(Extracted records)
***

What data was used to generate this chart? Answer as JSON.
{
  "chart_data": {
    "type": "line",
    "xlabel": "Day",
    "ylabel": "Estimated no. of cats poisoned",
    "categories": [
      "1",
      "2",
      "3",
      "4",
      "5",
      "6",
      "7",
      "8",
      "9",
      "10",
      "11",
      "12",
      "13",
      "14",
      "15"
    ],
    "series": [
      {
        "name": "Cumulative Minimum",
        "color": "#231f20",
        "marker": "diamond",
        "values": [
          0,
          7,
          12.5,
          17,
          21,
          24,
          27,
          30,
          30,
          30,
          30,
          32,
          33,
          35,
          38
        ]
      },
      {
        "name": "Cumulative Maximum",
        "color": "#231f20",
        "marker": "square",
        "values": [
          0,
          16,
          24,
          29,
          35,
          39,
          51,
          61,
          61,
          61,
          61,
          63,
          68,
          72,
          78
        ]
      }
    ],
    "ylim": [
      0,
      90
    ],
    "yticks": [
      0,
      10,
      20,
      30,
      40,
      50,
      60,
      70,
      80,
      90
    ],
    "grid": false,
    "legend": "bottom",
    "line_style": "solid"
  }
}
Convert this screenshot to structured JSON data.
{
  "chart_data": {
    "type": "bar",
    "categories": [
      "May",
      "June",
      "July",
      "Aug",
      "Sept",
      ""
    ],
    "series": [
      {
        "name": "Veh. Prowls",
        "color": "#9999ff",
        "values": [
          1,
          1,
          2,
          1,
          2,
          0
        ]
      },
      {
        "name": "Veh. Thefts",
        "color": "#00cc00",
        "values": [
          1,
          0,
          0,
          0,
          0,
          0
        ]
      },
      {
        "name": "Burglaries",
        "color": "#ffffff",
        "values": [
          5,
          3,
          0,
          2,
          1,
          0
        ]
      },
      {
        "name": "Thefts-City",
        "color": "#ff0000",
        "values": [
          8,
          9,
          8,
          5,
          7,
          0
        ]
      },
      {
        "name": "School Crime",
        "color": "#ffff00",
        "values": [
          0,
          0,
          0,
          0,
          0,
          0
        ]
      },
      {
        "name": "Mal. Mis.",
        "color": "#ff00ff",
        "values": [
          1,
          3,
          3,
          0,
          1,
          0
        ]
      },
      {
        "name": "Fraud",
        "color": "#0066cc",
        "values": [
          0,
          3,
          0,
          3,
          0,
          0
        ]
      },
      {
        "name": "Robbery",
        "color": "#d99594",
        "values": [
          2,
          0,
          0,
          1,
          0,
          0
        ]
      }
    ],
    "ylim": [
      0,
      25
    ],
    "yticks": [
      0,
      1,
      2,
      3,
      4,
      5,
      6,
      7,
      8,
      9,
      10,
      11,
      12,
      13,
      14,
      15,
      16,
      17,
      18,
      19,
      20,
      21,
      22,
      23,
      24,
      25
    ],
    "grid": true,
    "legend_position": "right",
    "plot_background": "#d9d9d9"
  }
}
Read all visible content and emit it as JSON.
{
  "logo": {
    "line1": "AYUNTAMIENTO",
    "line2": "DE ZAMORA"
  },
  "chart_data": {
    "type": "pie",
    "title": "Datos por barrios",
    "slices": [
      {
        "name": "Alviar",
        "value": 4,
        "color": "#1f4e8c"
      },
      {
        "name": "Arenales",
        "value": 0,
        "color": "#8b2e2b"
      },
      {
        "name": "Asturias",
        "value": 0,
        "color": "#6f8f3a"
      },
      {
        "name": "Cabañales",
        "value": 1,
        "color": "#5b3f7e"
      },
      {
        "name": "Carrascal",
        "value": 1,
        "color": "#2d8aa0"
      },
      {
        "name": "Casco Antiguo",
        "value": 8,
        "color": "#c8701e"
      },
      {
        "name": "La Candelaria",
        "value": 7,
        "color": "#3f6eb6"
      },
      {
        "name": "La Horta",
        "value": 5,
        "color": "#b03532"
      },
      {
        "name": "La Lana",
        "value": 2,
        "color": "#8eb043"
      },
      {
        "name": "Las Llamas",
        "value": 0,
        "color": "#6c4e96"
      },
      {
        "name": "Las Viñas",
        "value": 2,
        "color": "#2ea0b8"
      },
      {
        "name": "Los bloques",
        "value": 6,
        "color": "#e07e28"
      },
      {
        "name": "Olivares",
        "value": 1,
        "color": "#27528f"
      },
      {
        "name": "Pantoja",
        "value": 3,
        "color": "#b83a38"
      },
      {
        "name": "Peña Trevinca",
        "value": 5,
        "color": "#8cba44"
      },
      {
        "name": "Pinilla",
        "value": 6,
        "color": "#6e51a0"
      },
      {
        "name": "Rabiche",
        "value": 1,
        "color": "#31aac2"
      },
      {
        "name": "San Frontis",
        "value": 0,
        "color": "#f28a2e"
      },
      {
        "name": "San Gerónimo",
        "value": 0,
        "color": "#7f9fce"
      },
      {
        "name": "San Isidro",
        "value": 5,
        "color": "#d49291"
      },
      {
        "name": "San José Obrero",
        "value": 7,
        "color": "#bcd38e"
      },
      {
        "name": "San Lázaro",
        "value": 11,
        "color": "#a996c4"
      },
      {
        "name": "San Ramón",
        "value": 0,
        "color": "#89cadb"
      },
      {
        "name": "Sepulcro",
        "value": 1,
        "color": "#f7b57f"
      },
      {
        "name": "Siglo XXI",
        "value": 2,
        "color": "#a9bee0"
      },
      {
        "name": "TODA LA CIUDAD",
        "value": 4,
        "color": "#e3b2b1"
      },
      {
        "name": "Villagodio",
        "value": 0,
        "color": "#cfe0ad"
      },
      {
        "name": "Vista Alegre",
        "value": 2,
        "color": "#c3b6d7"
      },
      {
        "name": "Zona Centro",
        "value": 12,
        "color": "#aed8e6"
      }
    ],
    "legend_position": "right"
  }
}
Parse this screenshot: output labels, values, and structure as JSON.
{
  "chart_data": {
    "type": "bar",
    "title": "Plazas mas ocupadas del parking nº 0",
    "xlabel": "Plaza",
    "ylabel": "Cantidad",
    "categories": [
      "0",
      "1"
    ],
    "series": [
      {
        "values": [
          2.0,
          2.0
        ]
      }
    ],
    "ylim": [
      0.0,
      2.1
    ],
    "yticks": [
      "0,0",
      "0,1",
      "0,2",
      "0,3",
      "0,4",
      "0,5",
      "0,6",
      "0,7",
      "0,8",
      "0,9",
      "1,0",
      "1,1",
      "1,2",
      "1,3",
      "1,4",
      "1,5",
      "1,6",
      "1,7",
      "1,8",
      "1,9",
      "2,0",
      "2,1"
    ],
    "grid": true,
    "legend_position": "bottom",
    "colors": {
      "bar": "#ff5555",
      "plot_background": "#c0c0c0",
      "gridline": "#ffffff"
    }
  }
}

***

WHAT YOU HAVE TO DO - Word for word, quote all of the data above.

SOLUTION BELOW -
What data was used to generate this chart? Answer as JSON.
{
  "chart_data": {
    "type": "line",
    "xlabel": "Day",
    "ylabel": "Estimated no. of cats poisoned",
    "categories": [
      "1",
      "2",
      "3",
      "4",
      "5",
      "6",
      "7",
      "8",
      "9",
      "10",
      "11",
      "12",
      "13",
      "14",
      "15"
    ],
    "series": [
      {
        "name": "Cumulative Minimum",
        "color": "#231f20",
        "marker": "diamond",
        "values": [
          0,
          7,
          12.5,
          17,
          21,
          24,
          27,
          30,
          30,
          30,
          30,
          32,
          33,
          35,
          38
        ]
      },
      {
        "name": "Cumulative Maximum",
        "color": "#231f20",
        "marker": "square",
        "values": [
          0,
          16,
          24,
          29,
          35,
          39,
          51,
          61,
          61,
          61,
          61,
          63,
          68,
          72,
          78
        ]
      }
    ],
    "ylim": [
      0,
      90
    ],
    "yticks": [
      0,
      10,
      20,
      30,
      40,
      50,
      60,
      70,
      80,
      90
    ],
    "grid": false,
    "legend": "bottom",
    "line_style": "solid"
  }
}
Convert this screenshot to structured JSON data.
{
  "chart_data": {
    "type": "bar",
    "categories": [
      "May",
      "June",
      "July",
      "Aug",
      "Sept",
      ""
    ],
    "series": [
      {
        "name": "Veh. Prowls",
        "color": "#9999ff",
        "values": [
          1,
          1,
          2,
          1,
          2,
          0
        ]
      },
      {
        "name": "Veh. Thefts",
        "color": "#00cc00",
        "values": [
          1,
          0,
          0,
          0,
          0,
          0
        ]
      },
      {
        "name": "Burglaries",
        "color": "#ffffff",
        "values": [
          5,
          3,
          0,
          2,
          1,
          0
        ]
      },
      {
        "name": "Thefts-City",
        "color": "#ff0000",
        "values": [
          8,
          9,
          8,
          5,
          7,
          0
        ]
      },
      {
        "name": "School Crime",
        "color": "#ffff00",
        "values": [
          0,
          0,
          0,
          0,
          0,
          0
        ]
      },
      {
        "name": "Mal. Mis.",
        "color": "#ff00ff",
        "values": [
          1,
          3,
          3,
          0,
          1,
          0
        ]
      },
      {
        "name": "Fraud",
        "color": "#0066cc",
        "values": [
          0,
          3,
          0,
          3,
          0,
          0
        ]
      },
      {
        "name": "Robbery",
        "color": "#d99594",
        "values": [
          2,
          0,
          0,
          1,
          0,
          0
        ]
      }
    ],
    "ylim": [
      0,
      25
    ],
    "yticks": [
      0,
      1,
      2,
      3,
      4,
      5,
      6,
      7,
      8,
      9,
      10,
      11,
      12,
      13,
      14,
      15,
      16,
      17,
      18,
      19,
      20,
      21,
      22,
      23,
      24,
      25
    ],
    "grid": true,
    "legend_position": "right",
    "plot_background": "#d9d9d9"
  }
}
Read all visible content and emit it as JSON.
{
  "logo": {
    "line1": "AYUNTAMIENTO",
    "line2": "DE ZAMORA"
  },
  "chart_data": {
    "type": "pie",
    "title": "Datos por barrios",
    "slices": [
      {
        "name": "Alviar",
        "value": 4,
        "color": "#1f4e8c"
      },
      {
        "name": "Arenales",
        "value": 0,
        "color": "#8b2e2b"
      },
      {
        "name": "Asturias",
        "value": 0,
        "color": "#6f8f3a"
      },
      {
        "name": "Cabañales",
        "value": 1,
        "color": "#5b3f7e"
      },
      {
        "name": "Carrascal",
        "value": 1,
        "color": "#2d8aa0"
      },
      {
        "name": "Casco Antiguo",
        "value": 8,
        "color": "#c8701e"
      },
      {
        "name": "La Candelaria",
        "value": 7,
        "color": "#3f6eb6"
      },
      {
        "name": "La Horta",
        "value": 5,
        "color": "#b03532"
      },
      {
        "name": "La Lana",
        "value": 2,
        "color": "#8eb043"
      },
      {
        "name": "Las Llamas",
        "value": 0,
        "color": "#6c4e96"
      },
      {
        "name": "Las Viñas",
        "value": 2,
        "color": "#2ea0b8"
      },
      {
        "name": "Los bloques",
        "value": 6,
        "color": "#e07e28"
      },
      {
        "name": "Olivares",
        "value": 1,
        "color": "#27528f"
      },
      {
        "name": "Pantoja",
        "value": 3,
        "color": "#b83a38"
      },
      {
        "name": "Peña Trevinca",
        "value": 5,
        "color": "#8cba44"
      },
      {
        "name": "Pinilla",
        "value": 6,
        "color": "#6e51a0"
      },
      {
        "name": "Rabiche",
        "value": 1,
        "color": "#31aac2"
      },
      {
        "name": "San Frontis",
        "value": 0,
        "color": "#f28a2e"
      },
      {
        "name": "San Gerónimo",
        "value": 0,
        "color": "#7f9fce"
      },
      {
        "name": "San Isidro",
        "value": 5,
        "color": "#d49291"
      },
      {
        "name": "San José Obrero",
        "value": 7,
        "color": "#bcd38e"
      },
      {
        "name": "San Lázaro",
        "value": 11,
        "color": "#a996c4"
      },
      {
        "name": "San Ramón",
        "value": 0,
        "color": "#89cadb"
      },
      {
        "name": "Sepulcro",
        "value": 1,
        "color": "#f7b57f"
      },
      {
        "name": "Siglo XXI",
        "value": 2,
        "color": "#a9bee0"
      },
      {
        "name": "TODA LA CIUDAD",
        "value": 4,
        "color": "#e3b2b1"
      },
      {
        "name": "Villagodio",
        "value": 0,
        "color": "#cfe0ad"
      },
      {
        "name": "Vista Alegre",
        "value": 2,
        "color": "#c3b6d7"
      },
      {
        "name": "Zona Centro",
        "value": 12,
        "color": "#aed8e6"
      }
    ],
    "legend_position": "right"
  }
}
Parse this screenshot: output labels, values, and structure as JSON.
{
  "chart_data": {
    "type": "bar",
    "title": "Plazas mas ocupadas del parking nº 0",
    "xlabel": "Plaza",
    "ylabel": "Cantidad",
    "categories": [
      "0",
      "1"
    ],
    "series": [
      {
        "values": [
          2.0,
          2.0
        ]
      }
    ],
    "ylim": [
      0.0,
      2.1
    ],
    "yticks": [
      "0,0",
      "0,1",
      "0,2",
      "0,3",
      "0,4",
      "0,5",
      "0,6",
      "0,7",
      "0,8",
      "0,9",
      "1,0",
      "1,1",
      "1,2",
      "1,3",
      "1,4",
      "1,5",
      "1,6",
      "1,7",
      "1,8",
      "1,9",
      "2,0",
      "2,1"
    ],
    "grid": true,
    "legend_position": "bottom",
    "colors": {
      "bar": "#ff5555",
      "plot_background": "#c0c0c0",
      "gridline": "#ffffff"
    }
  }
}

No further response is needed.